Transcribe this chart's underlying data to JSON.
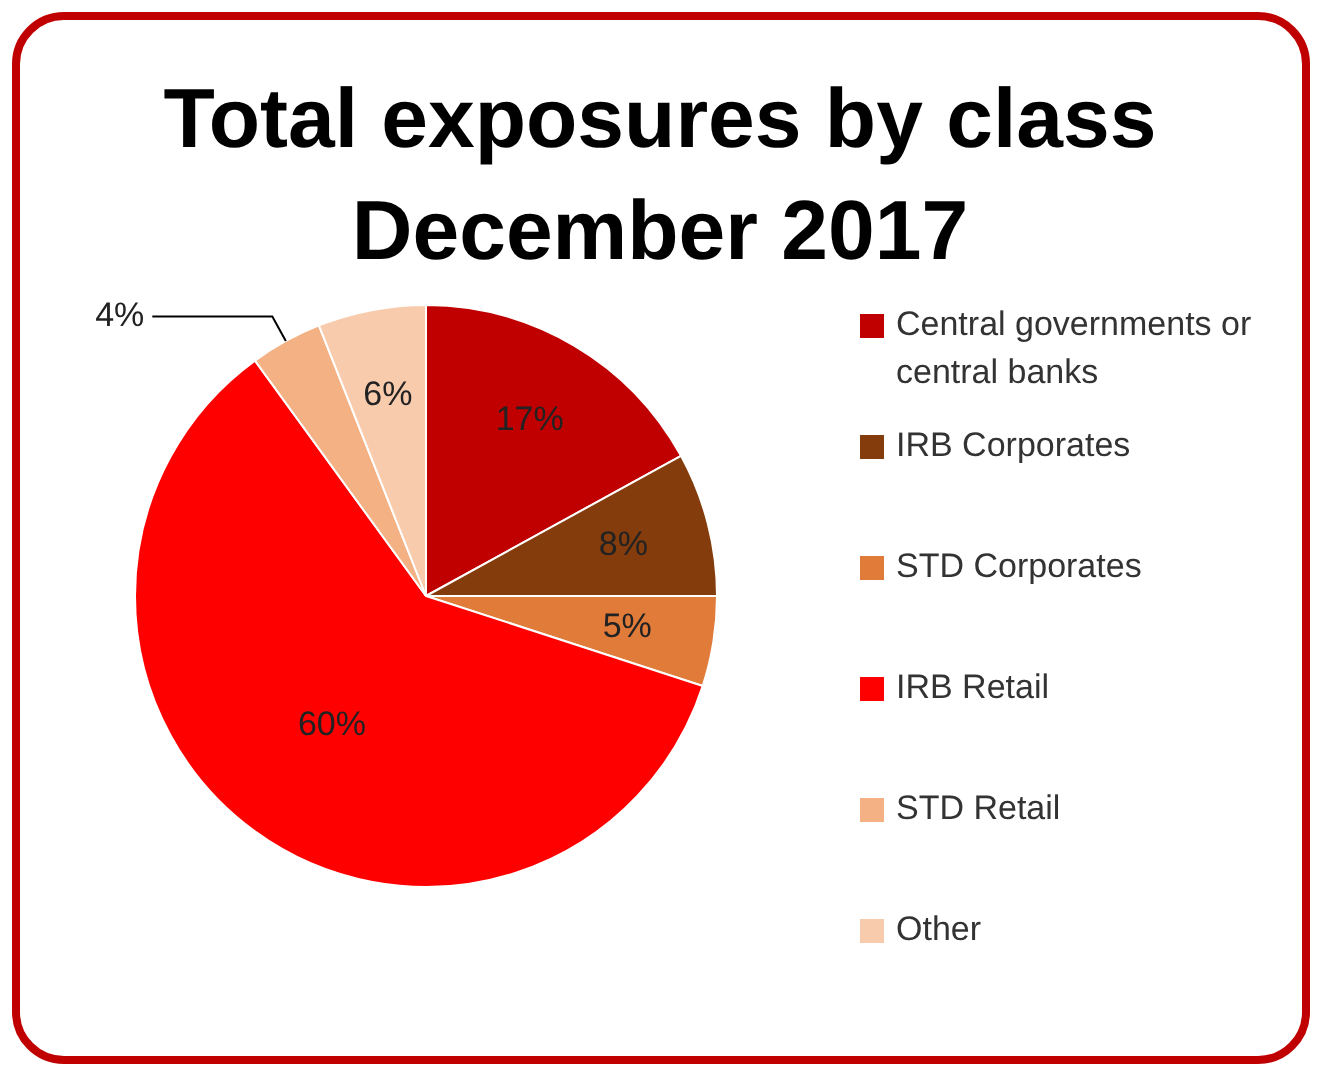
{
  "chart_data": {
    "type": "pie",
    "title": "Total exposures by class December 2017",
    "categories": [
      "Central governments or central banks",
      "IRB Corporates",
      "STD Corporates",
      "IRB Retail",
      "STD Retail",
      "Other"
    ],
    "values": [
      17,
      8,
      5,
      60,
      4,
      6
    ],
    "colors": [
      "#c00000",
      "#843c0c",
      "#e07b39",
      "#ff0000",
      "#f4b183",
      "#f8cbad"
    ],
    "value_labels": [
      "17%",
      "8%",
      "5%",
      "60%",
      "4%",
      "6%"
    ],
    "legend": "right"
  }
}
———
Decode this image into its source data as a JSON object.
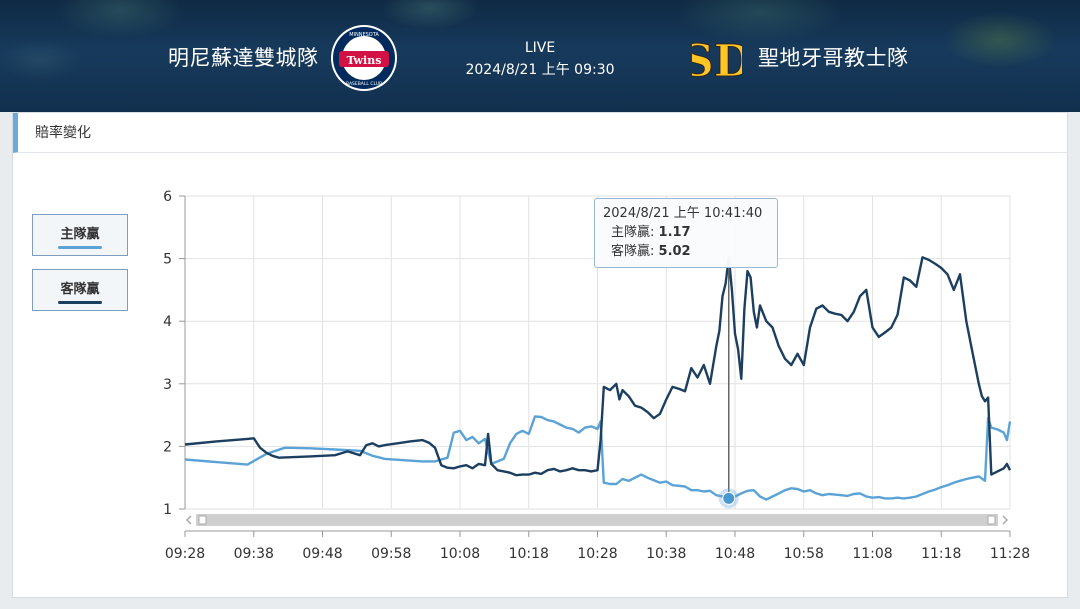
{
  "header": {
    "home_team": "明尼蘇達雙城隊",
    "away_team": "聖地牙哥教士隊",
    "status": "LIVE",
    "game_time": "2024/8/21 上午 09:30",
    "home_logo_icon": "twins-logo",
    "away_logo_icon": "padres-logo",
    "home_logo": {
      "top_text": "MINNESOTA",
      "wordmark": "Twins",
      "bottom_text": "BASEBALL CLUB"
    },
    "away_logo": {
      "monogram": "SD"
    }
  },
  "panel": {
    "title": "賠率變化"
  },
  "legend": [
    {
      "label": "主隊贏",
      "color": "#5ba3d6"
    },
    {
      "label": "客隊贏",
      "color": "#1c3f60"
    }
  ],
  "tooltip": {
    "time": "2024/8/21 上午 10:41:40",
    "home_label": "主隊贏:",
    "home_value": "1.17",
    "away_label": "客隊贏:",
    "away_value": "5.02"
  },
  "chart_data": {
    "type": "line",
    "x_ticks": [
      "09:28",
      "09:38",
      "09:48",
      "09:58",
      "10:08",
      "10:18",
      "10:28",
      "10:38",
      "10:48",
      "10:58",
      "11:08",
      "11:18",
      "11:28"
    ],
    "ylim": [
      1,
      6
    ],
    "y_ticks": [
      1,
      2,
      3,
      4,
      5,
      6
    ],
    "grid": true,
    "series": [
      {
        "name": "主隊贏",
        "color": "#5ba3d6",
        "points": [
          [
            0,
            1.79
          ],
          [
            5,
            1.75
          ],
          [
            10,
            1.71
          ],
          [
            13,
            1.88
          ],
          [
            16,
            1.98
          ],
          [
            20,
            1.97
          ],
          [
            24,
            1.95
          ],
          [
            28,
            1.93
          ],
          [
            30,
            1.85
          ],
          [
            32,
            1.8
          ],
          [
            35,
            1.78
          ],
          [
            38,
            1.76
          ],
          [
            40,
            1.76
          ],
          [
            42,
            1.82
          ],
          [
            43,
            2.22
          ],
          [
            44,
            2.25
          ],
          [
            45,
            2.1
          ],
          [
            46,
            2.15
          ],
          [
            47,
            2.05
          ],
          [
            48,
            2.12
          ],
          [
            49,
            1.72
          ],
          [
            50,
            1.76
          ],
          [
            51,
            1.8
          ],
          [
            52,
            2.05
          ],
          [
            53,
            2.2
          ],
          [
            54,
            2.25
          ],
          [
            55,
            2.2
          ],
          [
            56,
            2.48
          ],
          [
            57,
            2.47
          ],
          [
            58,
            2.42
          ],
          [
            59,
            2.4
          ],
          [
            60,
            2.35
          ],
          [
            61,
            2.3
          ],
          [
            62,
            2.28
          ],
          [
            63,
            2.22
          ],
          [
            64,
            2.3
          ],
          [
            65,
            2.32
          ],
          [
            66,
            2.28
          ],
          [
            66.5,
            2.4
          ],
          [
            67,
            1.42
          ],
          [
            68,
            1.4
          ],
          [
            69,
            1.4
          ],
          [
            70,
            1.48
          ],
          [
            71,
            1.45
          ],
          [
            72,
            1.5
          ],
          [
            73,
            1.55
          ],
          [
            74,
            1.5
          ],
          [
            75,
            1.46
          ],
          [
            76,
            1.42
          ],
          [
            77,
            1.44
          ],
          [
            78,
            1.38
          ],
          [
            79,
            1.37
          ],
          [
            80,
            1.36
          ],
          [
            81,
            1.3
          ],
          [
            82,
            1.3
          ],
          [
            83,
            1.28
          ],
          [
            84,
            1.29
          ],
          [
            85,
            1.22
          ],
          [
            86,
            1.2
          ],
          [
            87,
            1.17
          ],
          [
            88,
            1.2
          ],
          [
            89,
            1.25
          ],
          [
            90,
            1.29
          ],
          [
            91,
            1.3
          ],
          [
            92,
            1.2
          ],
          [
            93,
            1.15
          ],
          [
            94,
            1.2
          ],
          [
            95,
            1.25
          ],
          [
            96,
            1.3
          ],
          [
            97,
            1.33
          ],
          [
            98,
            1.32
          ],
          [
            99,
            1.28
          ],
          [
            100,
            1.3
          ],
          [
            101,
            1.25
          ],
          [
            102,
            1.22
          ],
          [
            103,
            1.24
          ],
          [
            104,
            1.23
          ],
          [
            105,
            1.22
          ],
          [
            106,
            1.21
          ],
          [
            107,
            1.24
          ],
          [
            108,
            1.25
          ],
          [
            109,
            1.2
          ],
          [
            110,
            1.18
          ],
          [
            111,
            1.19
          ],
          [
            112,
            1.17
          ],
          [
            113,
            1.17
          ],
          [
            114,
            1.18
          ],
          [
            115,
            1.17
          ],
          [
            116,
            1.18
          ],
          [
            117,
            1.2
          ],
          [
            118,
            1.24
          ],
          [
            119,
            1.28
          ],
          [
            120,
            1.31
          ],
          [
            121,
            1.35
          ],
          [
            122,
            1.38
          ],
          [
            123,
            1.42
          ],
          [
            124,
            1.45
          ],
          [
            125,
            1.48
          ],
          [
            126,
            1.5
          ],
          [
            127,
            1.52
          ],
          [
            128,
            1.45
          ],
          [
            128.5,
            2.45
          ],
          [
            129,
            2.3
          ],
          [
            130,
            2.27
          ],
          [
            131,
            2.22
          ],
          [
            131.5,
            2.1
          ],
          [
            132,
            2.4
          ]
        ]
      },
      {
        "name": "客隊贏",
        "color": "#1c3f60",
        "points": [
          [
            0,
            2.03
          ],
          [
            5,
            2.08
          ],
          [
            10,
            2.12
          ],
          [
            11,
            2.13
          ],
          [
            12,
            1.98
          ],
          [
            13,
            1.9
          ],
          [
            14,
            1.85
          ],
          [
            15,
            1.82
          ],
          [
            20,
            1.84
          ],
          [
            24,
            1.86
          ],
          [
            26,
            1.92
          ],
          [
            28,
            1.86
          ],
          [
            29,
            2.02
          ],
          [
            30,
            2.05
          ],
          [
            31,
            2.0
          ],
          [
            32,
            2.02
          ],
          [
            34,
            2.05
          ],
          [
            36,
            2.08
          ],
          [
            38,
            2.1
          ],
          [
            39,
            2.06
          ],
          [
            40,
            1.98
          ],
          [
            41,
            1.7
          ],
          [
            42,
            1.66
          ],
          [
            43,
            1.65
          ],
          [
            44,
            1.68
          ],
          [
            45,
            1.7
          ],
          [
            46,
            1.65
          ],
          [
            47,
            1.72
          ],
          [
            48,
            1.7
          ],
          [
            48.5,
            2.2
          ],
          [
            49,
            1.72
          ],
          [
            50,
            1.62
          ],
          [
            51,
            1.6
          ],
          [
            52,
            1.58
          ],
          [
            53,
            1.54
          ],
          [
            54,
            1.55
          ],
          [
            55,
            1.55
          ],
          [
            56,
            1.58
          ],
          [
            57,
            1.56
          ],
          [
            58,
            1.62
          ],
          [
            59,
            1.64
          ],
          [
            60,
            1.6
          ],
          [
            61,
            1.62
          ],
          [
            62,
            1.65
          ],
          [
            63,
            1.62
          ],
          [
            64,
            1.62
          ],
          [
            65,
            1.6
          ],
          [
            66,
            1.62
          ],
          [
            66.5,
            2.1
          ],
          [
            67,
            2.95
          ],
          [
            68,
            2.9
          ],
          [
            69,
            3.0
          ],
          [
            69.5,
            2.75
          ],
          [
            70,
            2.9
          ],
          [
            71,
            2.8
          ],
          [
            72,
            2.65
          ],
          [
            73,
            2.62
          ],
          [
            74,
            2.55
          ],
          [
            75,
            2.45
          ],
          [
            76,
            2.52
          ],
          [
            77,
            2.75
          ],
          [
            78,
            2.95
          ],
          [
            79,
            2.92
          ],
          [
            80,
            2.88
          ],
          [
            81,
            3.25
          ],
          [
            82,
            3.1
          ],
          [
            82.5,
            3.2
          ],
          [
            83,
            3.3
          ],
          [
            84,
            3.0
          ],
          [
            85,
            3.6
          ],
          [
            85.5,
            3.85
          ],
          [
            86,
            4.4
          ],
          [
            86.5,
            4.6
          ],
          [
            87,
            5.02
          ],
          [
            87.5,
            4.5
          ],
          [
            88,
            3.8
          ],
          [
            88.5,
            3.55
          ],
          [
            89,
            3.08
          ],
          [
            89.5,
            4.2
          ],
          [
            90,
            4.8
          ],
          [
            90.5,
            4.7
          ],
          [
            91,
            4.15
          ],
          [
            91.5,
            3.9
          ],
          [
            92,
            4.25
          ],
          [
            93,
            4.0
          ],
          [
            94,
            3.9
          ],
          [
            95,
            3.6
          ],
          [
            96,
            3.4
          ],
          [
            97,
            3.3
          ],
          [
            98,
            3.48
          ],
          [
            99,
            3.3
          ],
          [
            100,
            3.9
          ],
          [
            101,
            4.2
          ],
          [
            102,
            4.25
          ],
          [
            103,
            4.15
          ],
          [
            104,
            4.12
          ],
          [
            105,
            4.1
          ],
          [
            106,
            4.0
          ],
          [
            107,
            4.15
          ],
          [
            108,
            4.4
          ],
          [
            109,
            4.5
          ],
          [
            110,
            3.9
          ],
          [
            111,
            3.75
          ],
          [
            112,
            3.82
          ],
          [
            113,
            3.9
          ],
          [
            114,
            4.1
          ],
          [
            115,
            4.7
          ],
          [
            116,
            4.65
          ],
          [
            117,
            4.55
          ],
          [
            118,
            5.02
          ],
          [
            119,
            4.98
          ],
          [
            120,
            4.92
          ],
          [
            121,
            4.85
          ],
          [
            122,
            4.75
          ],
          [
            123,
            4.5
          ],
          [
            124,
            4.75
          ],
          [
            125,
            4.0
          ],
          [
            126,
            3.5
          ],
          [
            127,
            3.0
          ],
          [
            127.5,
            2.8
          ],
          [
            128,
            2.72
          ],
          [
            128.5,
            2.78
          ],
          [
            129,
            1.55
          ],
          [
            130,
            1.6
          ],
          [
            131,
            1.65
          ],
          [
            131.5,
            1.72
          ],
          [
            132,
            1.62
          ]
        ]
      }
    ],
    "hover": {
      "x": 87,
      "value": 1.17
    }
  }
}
———
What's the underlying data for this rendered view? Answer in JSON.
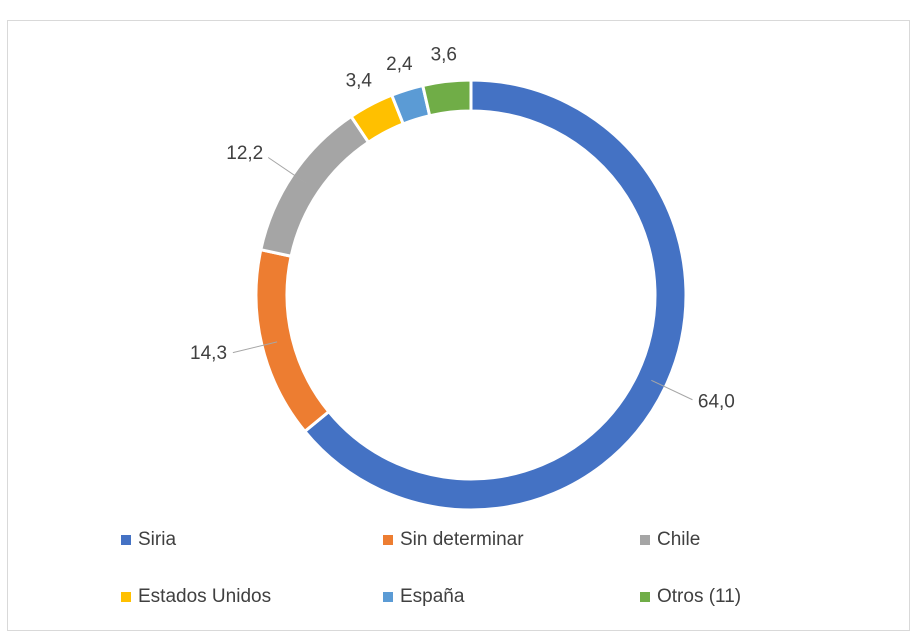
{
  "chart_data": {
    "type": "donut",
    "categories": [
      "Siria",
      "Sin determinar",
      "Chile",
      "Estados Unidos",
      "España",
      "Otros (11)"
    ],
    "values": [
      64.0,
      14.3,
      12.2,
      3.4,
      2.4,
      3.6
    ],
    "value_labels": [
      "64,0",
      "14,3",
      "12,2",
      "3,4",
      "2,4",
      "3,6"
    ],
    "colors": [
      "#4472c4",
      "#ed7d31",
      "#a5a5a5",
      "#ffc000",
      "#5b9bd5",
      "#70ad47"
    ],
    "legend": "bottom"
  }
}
———
Show the lines of the data that hold the word "this".

> Expected answer
Transcribe this chart's underlying data to JSON.
Decode this image into its source data as a JSON object.
What's the underlying data for this rendered view? Answer in JSON.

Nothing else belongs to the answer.